##### Records for the exercise #####

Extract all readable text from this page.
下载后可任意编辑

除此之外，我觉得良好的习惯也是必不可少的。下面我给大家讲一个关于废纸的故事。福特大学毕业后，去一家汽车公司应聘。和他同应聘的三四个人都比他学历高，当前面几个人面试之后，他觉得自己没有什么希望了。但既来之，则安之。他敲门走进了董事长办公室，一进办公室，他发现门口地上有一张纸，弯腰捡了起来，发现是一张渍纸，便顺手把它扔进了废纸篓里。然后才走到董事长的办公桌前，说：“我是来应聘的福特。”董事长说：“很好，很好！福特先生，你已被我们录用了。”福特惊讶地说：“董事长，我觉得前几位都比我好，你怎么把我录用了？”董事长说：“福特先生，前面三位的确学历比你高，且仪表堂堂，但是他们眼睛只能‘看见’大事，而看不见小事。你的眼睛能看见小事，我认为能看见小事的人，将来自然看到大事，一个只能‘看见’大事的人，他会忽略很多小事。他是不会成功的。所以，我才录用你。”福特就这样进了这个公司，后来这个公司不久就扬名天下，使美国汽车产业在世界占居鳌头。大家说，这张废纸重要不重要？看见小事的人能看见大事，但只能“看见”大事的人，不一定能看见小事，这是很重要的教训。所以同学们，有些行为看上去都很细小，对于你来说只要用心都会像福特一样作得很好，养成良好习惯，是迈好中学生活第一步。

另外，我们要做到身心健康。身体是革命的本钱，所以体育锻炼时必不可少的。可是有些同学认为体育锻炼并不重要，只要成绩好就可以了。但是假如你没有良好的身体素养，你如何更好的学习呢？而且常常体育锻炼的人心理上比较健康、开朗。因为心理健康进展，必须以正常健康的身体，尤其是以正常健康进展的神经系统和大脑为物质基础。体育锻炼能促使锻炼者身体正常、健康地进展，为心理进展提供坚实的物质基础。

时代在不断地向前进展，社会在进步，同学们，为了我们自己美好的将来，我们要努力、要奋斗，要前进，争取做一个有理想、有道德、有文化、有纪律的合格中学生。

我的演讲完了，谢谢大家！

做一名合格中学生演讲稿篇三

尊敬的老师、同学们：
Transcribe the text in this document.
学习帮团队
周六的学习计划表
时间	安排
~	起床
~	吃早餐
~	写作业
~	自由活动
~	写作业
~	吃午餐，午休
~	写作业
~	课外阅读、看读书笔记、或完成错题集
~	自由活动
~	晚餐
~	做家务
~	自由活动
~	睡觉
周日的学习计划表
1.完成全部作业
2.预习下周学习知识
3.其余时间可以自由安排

#####

:: Set problem ::
Which lines of the data include "text"? Copy each of them.

:: Response ::
Extract all readable text from this page.
Transcribe the text in this document.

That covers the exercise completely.